## Exercise brief
Extract the full listing verbatim and drop any pictures from your copy.
** start Data section **
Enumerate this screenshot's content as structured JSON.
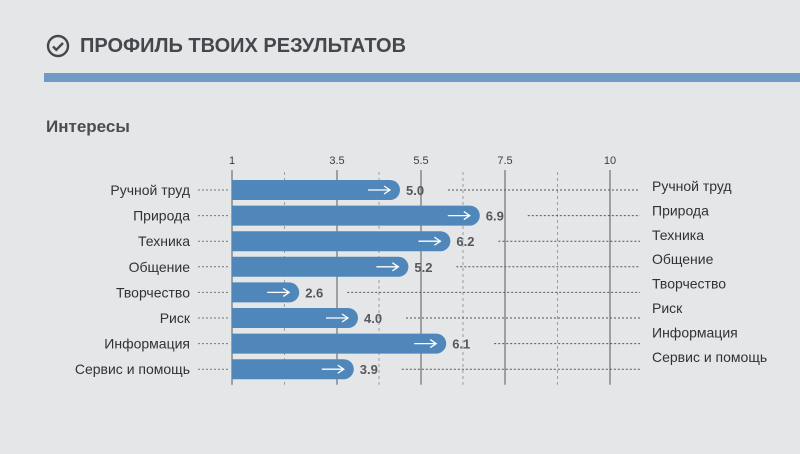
{
  "header": {
    "title": "ПРОФИЛЬ ТВОИХ РЕЗУЛЬТАТОВ",
    "icon": "check-circle-icon"
  },
  "section_title": "Интересы",
  "colors": {
    "bar": "#4f87ba",
    "rule": "#6f9bc6"
  },
  "chart_data": {
    "type": "bar",
    "orientation": "horizontal",
    "title": "Интересы",
    "categories": [
      "Ручной труд",
      "Природа",
      "Техника",
      "Общение",
      "Творчество",
      "Риск",
      "Информация",
      "Сервис и помощь"
    ],
    "values": [
      5.0,
      6.9,
      6.2,
      5.2,
      2.6,
      4.0,
      6.1,
      3.9
    ],
    "value_labels": [
      "5.0",
      "6.9",
      "6.2",
      "5.2",
      "2.6",
      "4.0",
      "6.1",
      "3.9"
    ],
    "xlim": [
      1,
      10
    ],
    "xticks": [
      1,
      3.5,
      5.5,
      7.5,
      10
    ],
    "xtick_labels": [
      "1",
      "3.5",
      "5.5",
      "7.5",
      "10"
    ],
    "minor_gridlines": [
      2.25,
      4.5,
      6.5,
      8.75
    ],
    "grid": true,
    "right_labels": [
      "Ручной труд",
      "Природа",
      "Техника",
      "Общение",
      "Творчество",
      "Риск",
      "Информация",
      "Сервис и помощь"
    ]
  }
}
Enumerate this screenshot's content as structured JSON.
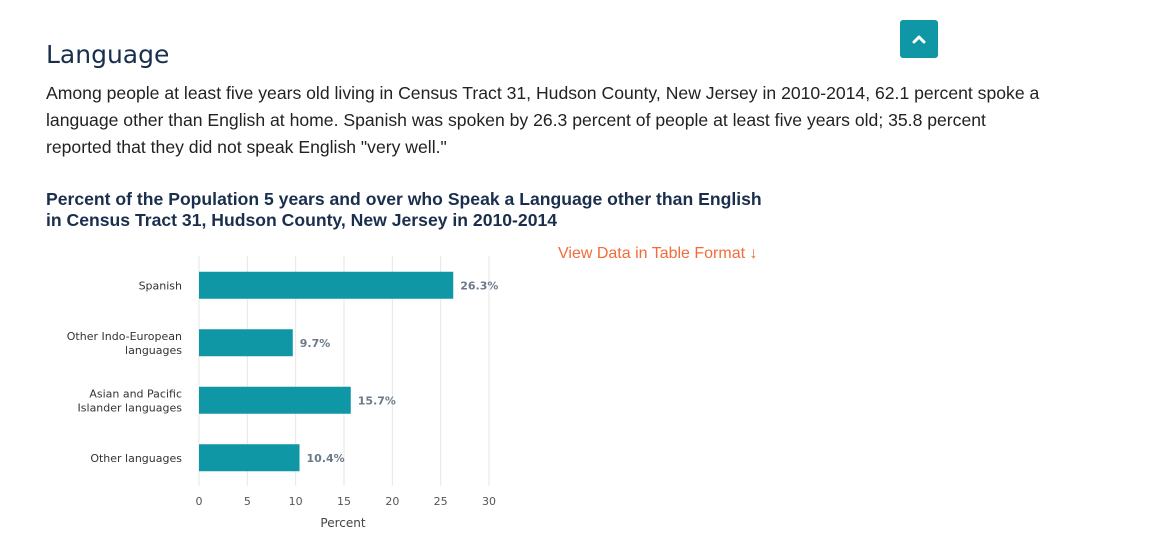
{
  "section": {
    "title": "Language"
  },
  "top_button": {
    "icon": "chevron-up-icon",
    "color": "#0f97a6"
  },
  "intro": {
    "text": "Among people at least five years old living in Census Tract 31, Hudson County, New Jersey in 2010-2014, 62.1 percent spoke a language other than English at home. Spanish was spoken by 26.3 percent of people at least five years old; 35.8 percent reported that they did not speak English \"very well.\""
  },
  "table_link": {
    "label": "View Data in Table Format ↓",
    "color": "#f26b3a"
  },
  "chart_data": {
    "type": "bar",
    "orientation": "horizontal",
    "title": "Percent of the Population 5 years and over who Speak a Language other than English in Census Tract 31, Hudson County, New Jersey in 2010-2014",
    "categories": [
      [
        "Spanish"
      ],
      [
        "Other Indo-European",
        "languages"
      ],
      [
        "Asian and Pacific",
        "Islander languages"
      ],
      [
        "Other languages"
      ]
    ],
    "values": [
      26.3,
      9.7,
      15.7,
      10.4
    ],
    "data_labels": [
      "26.3%",
      "9.7%",
      "15.7%",
      "10.4%"
    ],
    "xlabel": "Percent",
    "xlim": [
      0,
      30
    ],
    "xticks": [
      0,
      5,
      10,
      15,
      20,
      25,
      30
    ],
    "grid": true,
    "bar_color": "#0f97a6"
  }
}
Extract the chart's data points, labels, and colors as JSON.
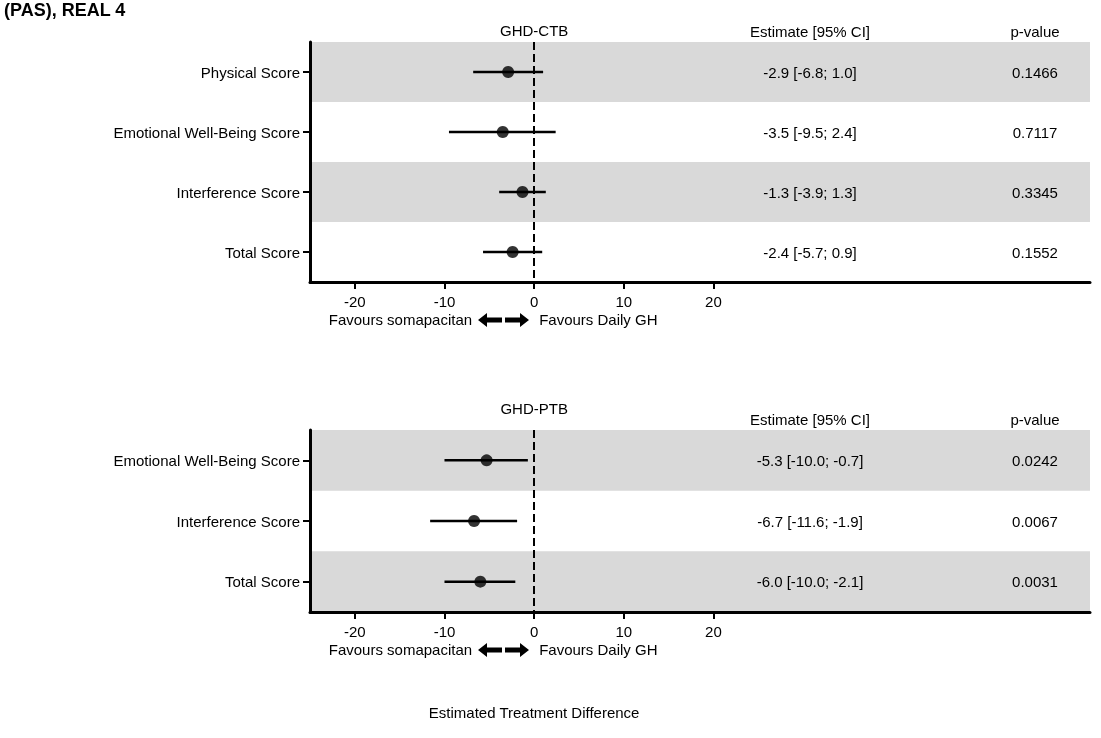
{
  "chart_data": [
    {
      "type": "scatter",
      "title": "(PAS), REAL 4",
      "subtitle": "GHD-CTB",
      "orientation": "horizontal",
      "categories": [
        "Physical Score",
        "Emotional Well-Being Score",
        "Interference Score",
        "Total Score"
      ],
      "values": [
        -2.9,
        -3.5,
        -1.3,
        -2.4
      ],
      "errors": [
        [
          -6.8,
          1.0
        ],
        [
          -9.5,
          2.4
        ],
        [
          -3.9,
          1.3
        ],
        [
          -5.7,
          0.9
        ]
      ],
      "color": "#000000",
      "marker": "circle",
      "xlim": [
        -25,
        62
      ],
      "xticks": [
        -20,
        -10,
        0,
        10,
        20
      ],
      "ref_lines": [
        {
          "axis": "x",
          "value": 0,
          "line_style": "dashed",
          "color": "#000000"
        }
      ],
      "bands": [
        {
          "axis": "y",
          "from": "Physical Score",
          "to": "Physical Score",
          "color": "#d9d9d9"
        },
        {
          "axis": "y",
          "from": "Interference Score",
          "to": "Interference Score",
          "color": "#d9d9d9"
        }
      ],
      "annotations": [
        "Estimate [95% CI]",
        "p-value",
        "Favours somapacitan",
        "Favours Daily GH",
        "-2.9 [-6.8; 1.0]",
        "-3.5 [-9.5; 2.4]",
        "-1.3 [-3.9; 1.3]",
        "-2.4 [-5.7; 0.9]",
        "0.1466",
        "0.7117",
        "0.3345",
        "0.1552"
      ],
      "grid": false
    },
    {
      "type": "scatter",
      "title": "GHD-PTB",
      "xlabel": "Estimated Treatment Difference",
      "orientation": "horizontal",
      "categories": [
        "Emotional Well-Being Score",
        "Interference Score",
        "Total Score"
      ],
      "values": [
        -5.3,
        -6.7,
        -6.0
      ],
      "errors": [
        [
          -10.0,
          -0.7
        ],
        [
          -11.6,
          -1.9
        ],
        [
          -10.0,
          -2.1
        ]
      ],
      "color": "#000000",
      "marker": "circle",
      "xlim": [
        -25,
        62
      ],
      "xticks": [
        -20,
        -10,
        0,
        10,
        20
      ],
      "ref_lines": [
        {
          "axis": "x",
          "value": 0,
          "line_style": "dashed",
          "color": "#000000"
        }
      ],
      "bands": [
        {
          "axis": "y",
          "from": "Emotional Well-Being Score",
          "to": "Emotional Well-Being Score",
          "color": "#d9d9d9"
        },
        {
          "axis": "y",
          "from": "Total Score",
          "to": "Total Score",
          "color": "#d9d9d9"
        }
      ],
      "annotations": [
        "Estimate [95% CI]",
        "p-value",
        "Favours somapacitan",
        "Favours Daily GH",
        "-5.3 [-10.0; -0.7]",
        "-6.7 [-11.6; -1.9]",
        "-6.0 [-10.0; -2.1]",
        "0.0242",
        "0.0067",
        "0.0031"
      ],
      "grid": false
    }
  ]
}
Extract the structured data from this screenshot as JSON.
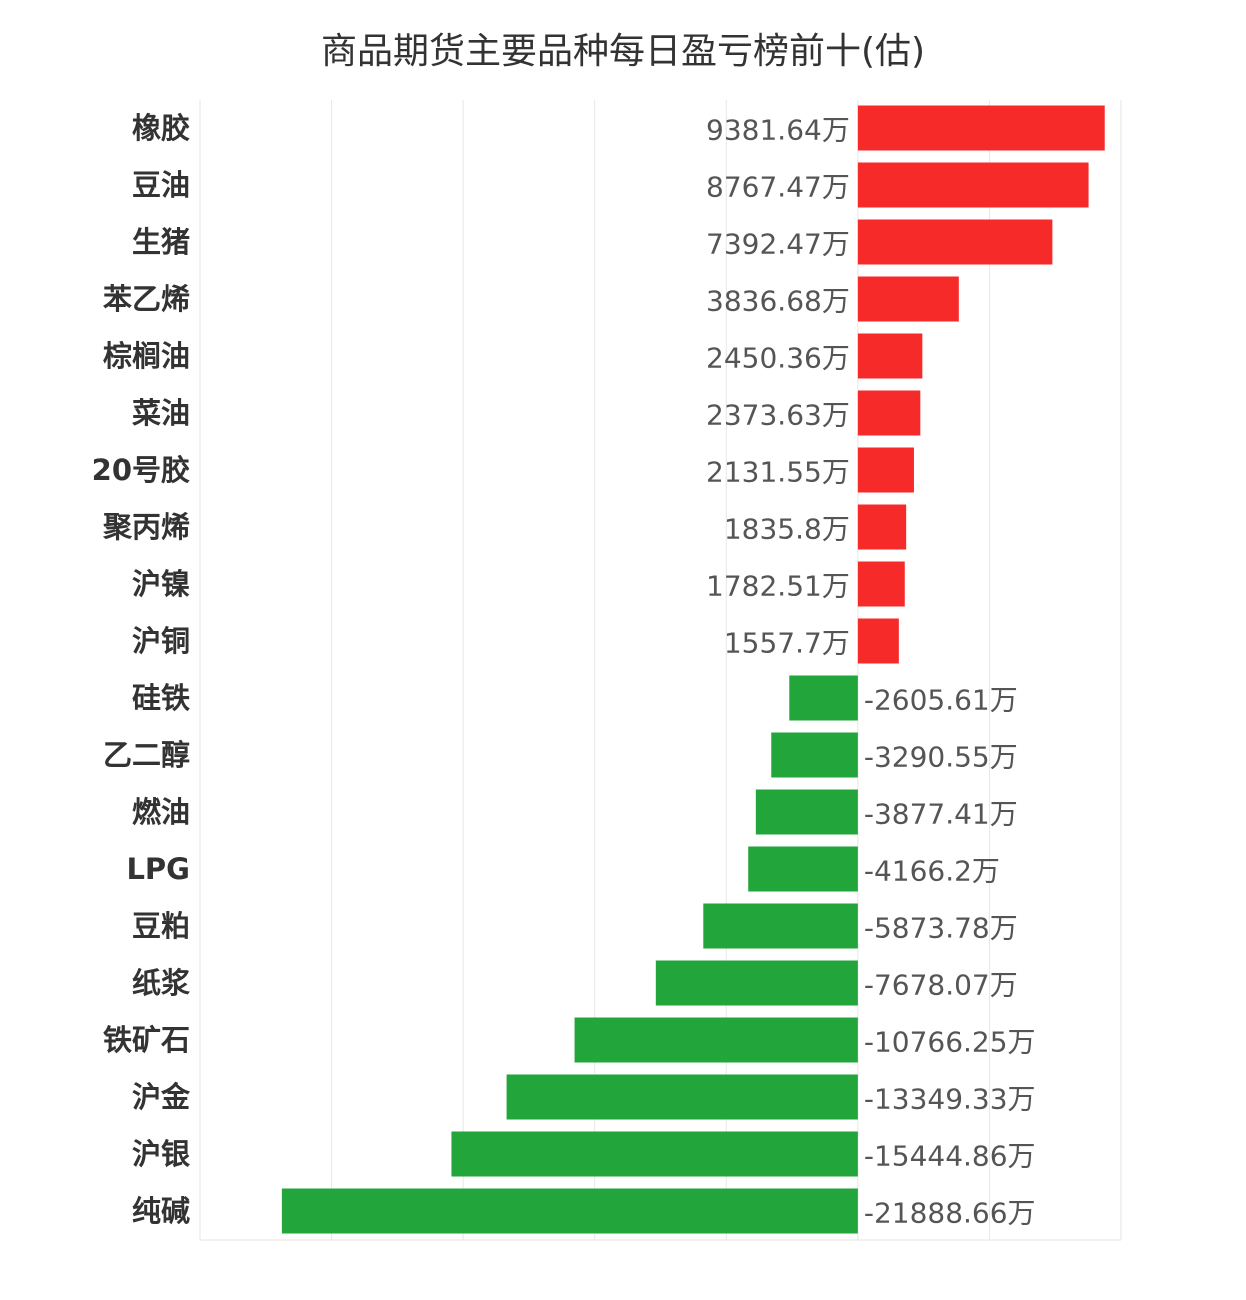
** end Data section **
## Output of the exercise
Enumerate this screenshot's content as structured JSON.
{
  "header": {
    "title": "ПРОФИЛЬ ТВОИХ РЕЗУЛЬТАТОВ",
    "icon": "check-circle-icon"
  },
  "section_title": "Интересы",
  "colors": {
    "bar": "#4f87ba",
    "rule": "#6f9bc6"
  },
  "chart_data": {
    "type": "bar",
    "orientation": "horizontal",
    "title": "Интересы",
    "categories": [
      "Ручной труд",
      "Природа",
      "Техника",
      "Общение",
      "Творчество",
      "Риск",
      "Информация",
      "Сервис и помощь"
    ],
    "values": [
      5.0,
      6.9,
      6.2,
      5.2,
      2.6,
      4.0,
      6.1,
      3.9
    ],
    "value_labels": [
      "5.0",
      "6.9",
      "6.2",
      "5.2",
      "2.6",
      "4.0",
      "6.1",
      "3.9"
    ],
    "xlim": [
      1,
      10
    ],
    "xticks": [
      1,
      3.5,
      5.5,
      7.5,
      10
    ],
    "xtick_labels": [
      "1",
      "3.5",
      "5.5",
      "7.5",
      "10"
    ],
    "minor_gridlines": [
      2.25,
      4.5,
      6.5,
      8.75
    ],
    "grid": true,
    "right_labels": [
      "Ручной труд",
      "Природа",
      "Техника",
      "Общение",
      "Творчество",
      "Риск",
      "Информация",
      "Сервис и помощь"
    ]
  }
}
Enumerate this screenshot's content as structured JSON.
{
  "section": {
    "title": "Language"
  },
  "top_button": {
    "icon": "chevron-up-icon",
    "color": "#0f97a6"
  },
  "intro": {
    "text": "Among people at least five years old living in Census Tract 31, Hudson County, New Jersey in 2010-2014, 62.1 percent spoke a language other than English at home. Spanish was spoken by 26.3 percent of people at least five years old; 35.8 percent reported that they did not speak English \"very well.\""
  },
  "table_link": {
    "label": "View Data in Table Format ↓",
    "color": "#f26b3a"
  },
  "chart_data": {
    "type": "bar",
    "orientation": "horizontal",
    "title": "Percent of the Population 5 years and over who Speak a Language other than English in Census Tract 31, Hudson County, New Jersey in 2010-2014",
    "categories": [
      [
        "Spanish"
      ],
      [
        "Other Indo-European",
        "languages"
      ],
      [
        "Asian and Pacific",
        "Islander languages"
      ],
      [
        "Other languages"
      ]
    ],
    "values": [
      26.3,
      9.7,
      15.7,
      10.4
    ],
    "data_labels": [
      "26.3%",
      "9.7%",
      "15.7%",
      "10.4%"
    ],
    "xlabel": "Percent",
    "xlim": [
      0,
      30
    ],
    "xticks": [
      0,
      5,
      10,
      15,
      20,
      25,
      30
    ],
    "grid": true,
    "bar_color": "#0f97a6"
  }
}
Extract the chart's data points, labels, and colors as JSON.
{
  "chart_data": [
    {
      "type": "scatter",
      "title": "(PAS), REAL 4",
      "subtitle": "GHD-CTB",
      "orientation": "horizontal",
      "categories": [
        "Physical Score",
        "Emotional Well-Being Score",
        "Interference Score",
        "Total Score"
      ],
      "values": [
        -2.9,
        -3.5,
        -1.3,
        -2.4
      ],
      "errors": [
        [
          -6.8,
          1.0
        ],
        [
          -9.5,
          2.4
        ],
        [
          -3.9,
          1.3
        ],
        [
          -5.7,
          0.9
        ]
      ],
      "color": "#000000",
      "marker": "circle",
      "xlim": [
        -25,
        62
      ],
      "xticks": [
        -20,
        -10,
        0,
        10,
        20
      ],
      "ref_lines": [
        {
          "axis": "x",
          "value": 0,
          "line_style": "dashed",
          "color": "#000000"
        }
      ],
      "bands": [
        {
          "axis": "y",
          "from": "Physical Score",
          "to": "Physical Score",
          "color": "#d9d9d9"
        },
        {
          "axis": "y",
          "from": "Interference Score",
          "to": "Interference Score",
          "color": "#d9d9d9"
        }
      ],
      "annotations": [
        "Estimate [95% CI]",
        "p-value",
        "Favours somapacitan",
        "Favours Daily GH",
        "-2.9 [-6.8; 1.0]",
        "-3.5 [-9.5; 2.4]",
        "-1.3 [-3.9; 1.3]",
        "-2.4 [-5.7; 0.9]",
        "0.1466",
        "0.7117",
        "0.3345",
        "0.1552"
      ],
      "grid": false
    },
    {
      "type": "scatter",
      "title": "GHD-PTB",
      "xlabel": "Estimated Treatment Difference",
      "orientation": "horizontal",
      "categories": [
        "Emotional Well-Being Score",
        "Interference Score",
        "Total Score"
      ],
      "values": [
        -5.3,
        -6.7,
        -6.0
      ],
      "errors": [
        [
          -10.0,
          -0.7
        ],
        [
          -11.6,
          -1.9
        ],
        [
          -10.0,
          -2.1
        ]
      ],
      "color": "#000000",
      "marker": "circle",
      "xlim": [
        -25,
        62
      ],
      "xticks": [
        -20,
        -10,
        0,
        10,
        20
      ],
      "ref_lines": [
        {
          "axis": "x",
          "value": 0,
          "line_style": "dashed",
          "color": "#000000"
        }
      ],
      "bands": [
        {
          "axis": "y",
          "from": "Emotional Well-Being Score",
          "to": "Emotional Well-Being Score",
          "color": "#d9d9d9"
        },
        {
          "axis": "y",
          "from": "Total Score",
          "to": "Total Score",
          "color": "#d9d9d9"
        }
      ],
      "annotations": [
        "Estimate [95% CI]",
        "p-value",
        "Favours somapacitan",
        "Favours Daily GH",
        "-5.3 [-10.0; -0.7]",
        "-6.7 [-11.6; -1.9]",
        "-6.0 [-10.0; -2.1]",
        "0.0242",
        "0.0067",
        "0.0031"
      ],
      "grid": false
    }
  ]
}
Extract the structured data from this screenshot as JSON.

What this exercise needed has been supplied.